▶ **TO DO**
Scan the data below for the string "this". Show every line where it turns up.

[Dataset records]
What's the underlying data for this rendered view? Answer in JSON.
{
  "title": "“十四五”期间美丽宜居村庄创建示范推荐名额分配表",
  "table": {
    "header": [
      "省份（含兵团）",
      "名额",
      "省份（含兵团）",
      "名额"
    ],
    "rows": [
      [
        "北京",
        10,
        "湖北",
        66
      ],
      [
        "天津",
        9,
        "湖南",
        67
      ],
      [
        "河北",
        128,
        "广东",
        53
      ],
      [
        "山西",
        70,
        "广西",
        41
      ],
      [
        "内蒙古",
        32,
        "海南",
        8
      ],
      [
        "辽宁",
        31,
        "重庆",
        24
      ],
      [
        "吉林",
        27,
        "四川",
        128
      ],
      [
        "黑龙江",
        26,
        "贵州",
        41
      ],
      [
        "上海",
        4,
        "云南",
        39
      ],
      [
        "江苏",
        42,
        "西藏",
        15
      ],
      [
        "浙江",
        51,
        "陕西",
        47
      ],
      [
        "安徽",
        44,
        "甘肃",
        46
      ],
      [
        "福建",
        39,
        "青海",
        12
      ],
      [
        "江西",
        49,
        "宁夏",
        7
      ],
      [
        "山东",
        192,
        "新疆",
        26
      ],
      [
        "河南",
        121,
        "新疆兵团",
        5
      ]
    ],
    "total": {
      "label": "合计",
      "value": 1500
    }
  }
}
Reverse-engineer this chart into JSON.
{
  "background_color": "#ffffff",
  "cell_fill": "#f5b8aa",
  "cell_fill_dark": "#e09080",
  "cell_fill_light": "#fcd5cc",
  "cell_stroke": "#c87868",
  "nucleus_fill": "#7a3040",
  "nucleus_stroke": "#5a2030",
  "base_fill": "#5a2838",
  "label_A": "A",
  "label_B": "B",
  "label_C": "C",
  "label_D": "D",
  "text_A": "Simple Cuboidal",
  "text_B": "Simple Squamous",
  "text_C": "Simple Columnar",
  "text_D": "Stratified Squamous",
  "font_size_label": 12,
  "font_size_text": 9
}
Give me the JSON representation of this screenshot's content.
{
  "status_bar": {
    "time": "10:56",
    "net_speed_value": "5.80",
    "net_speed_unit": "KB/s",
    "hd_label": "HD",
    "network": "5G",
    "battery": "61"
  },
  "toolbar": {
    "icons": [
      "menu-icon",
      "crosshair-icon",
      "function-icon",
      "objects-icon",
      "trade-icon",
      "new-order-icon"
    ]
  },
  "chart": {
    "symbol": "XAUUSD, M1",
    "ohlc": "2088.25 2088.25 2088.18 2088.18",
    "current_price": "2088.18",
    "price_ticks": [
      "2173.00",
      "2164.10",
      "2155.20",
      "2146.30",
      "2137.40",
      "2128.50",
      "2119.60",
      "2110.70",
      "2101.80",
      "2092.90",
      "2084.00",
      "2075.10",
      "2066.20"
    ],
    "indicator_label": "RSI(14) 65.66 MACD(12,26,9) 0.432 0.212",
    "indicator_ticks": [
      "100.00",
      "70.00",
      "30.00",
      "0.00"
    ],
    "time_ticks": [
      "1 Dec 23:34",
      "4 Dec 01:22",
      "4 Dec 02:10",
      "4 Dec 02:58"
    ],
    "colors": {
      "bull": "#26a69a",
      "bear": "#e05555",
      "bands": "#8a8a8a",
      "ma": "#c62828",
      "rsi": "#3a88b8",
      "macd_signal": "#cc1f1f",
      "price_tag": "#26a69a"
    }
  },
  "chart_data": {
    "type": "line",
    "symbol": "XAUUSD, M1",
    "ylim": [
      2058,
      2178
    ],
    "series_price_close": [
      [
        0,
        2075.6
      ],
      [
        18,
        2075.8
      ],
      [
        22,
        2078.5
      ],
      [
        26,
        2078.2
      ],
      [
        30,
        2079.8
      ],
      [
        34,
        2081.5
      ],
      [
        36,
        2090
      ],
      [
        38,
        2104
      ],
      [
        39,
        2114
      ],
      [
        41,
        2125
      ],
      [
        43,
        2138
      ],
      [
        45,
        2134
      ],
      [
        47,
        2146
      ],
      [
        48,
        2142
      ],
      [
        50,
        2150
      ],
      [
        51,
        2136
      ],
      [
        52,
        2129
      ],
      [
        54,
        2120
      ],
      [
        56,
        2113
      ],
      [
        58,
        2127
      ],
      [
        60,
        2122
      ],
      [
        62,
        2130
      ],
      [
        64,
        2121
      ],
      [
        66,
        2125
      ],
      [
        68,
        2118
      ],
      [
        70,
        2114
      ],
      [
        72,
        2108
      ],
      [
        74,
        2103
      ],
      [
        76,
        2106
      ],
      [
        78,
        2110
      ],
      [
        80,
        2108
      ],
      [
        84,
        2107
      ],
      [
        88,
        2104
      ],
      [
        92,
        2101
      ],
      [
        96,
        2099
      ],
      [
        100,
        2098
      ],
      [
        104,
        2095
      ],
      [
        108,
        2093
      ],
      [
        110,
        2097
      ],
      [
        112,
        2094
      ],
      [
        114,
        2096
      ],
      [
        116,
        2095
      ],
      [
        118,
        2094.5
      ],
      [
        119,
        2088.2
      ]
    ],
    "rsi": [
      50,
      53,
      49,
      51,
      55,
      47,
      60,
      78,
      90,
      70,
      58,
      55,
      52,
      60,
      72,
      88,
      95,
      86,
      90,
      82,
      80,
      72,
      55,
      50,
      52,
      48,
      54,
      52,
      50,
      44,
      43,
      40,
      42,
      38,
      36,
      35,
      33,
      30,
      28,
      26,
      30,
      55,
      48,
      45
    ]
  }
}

▶ **TASK SOLUTION**
What's the underlying data for this rendered view? Answer in JSON.
Reverse-engineer this chart into JSON.
Give me the JSON representation of this screenshot's content.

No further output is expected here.